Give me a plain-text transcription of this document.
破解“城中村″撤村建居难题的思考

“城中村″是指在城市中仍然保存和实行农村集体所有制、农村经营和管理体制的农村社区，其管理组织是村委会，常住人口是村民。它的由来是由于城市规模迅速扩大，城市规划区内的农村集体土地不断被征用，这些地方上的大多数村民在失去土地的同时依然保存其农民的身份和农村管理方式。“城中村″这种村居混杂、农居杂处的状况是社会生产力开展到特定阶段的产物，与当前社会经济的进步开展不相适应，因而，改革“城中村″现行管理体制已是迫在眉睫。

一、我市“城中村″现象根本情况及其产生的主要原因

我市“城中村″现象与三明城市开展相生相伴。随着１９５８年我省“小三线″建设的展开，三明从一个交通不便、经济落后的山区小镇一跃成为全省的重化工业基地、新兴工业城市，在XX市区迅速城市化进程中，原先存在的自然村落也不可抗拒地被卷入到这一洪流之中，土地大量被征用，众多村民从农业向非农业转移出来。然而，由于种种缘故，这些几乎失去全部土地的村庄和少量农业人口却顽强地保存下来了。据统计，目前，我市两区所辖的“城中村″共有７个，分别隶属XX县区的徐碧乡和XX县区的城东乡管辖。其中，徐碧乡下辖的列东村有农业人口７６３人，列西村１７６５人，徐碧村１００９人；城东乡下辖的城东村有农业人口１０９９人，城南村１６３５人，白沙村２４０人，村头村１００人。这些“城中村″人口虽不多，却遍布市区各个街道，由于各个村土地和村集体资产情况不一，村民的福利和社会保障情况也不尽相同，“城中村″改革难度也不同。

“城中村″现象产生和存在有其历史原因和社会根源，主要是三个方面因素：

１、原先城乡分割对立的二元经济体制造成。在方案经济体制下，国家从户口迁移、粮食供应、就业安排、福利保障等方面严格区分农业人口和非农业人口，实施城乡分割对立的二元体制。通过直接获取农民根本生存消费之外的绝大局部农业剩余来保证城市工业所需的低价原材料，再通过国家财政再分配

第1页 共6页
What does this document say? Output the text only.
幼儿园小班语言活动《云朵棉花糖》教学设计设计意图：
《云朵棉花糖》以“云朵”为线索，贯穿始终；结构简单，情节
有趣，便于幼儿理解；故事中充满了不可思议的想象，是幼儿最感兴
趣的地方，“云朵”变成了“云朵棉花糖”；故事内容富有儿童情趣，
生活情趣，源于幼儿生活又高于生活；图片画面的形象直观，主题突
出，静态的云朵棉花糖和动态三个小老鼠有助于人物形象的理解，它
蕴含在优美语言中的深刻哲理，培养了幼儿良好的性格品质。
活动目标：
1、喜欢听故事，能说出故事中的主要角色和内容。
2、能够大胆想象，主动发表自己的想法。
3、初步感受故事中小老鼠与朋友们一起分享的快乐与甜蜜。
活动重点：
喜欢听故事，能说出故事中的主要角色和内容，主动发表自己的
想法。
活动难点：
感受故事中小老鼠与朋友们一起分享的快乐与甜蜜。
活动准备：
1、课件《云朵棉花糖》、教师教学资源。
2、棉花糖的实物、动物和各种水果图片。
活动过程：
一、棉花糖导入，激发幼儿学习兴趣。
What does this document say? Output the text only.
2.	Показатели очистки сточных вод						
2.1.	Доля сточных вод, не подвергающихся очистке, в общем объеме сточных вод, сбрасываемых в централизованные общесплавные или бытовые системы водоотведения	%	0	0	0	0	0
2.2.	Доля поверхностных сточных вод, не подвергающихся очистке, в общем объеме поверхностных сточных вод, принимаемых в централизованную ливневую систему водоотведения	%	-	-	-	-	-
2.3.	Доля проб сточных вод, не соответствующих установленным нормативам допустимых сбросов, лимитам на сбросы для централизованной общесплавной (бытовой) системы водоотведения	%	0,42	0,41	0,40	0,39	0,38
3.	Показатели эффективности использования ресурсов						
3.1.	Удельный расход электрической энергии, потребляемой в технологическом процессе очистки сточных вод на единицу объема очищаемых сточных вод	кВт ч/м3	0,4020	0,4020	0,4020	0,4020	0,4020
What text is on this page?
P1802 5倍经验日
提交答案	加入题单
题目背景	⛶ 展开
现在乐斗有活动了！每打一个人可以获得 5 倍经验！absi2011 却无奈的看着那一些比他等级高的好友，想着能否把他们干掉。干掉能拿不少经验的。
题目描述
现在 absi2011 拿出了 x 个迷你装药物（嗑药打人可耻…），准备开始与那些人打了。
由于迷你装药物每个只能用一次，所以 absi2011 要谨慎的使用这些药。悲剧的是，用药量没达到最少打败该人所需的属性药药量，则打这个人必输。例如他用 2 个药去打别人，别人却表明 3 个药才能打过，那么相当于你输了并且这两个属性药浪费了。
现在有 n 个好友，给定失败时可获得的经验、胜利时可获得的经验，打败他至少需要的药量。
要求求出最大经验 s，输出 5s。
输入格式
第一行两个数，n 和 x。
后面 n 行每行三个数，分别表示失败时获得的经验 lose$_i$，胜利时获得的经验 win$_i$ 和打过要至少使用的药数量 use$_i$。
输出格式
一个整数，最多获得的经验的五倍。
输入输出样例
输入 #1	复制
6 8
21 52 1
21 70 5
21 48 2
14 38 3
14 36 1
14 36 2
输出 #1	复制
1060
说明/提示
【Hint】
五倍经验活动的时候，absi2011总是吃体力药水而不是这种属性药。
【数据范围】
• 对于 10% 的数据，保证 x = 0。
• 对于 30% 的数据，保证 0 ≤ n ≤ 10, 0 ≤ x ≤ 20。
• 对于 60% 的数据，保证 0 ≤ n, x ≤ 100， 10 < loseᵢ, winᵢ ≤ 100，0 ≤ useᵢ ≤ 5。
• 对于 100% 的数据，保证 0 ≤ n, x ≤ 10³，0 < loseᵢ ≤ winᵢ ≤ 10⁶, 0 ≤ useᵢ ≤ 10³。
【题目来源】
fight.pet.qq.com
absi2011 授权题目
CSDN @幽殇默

Task prompt: Scan the lines for the string "text". Copy out each line that matches.

Expected answer:
Give me a plain-text transcription of this document.
What does this document say? Output the text only.
What does this document say? Output the text only.
What text is on this page?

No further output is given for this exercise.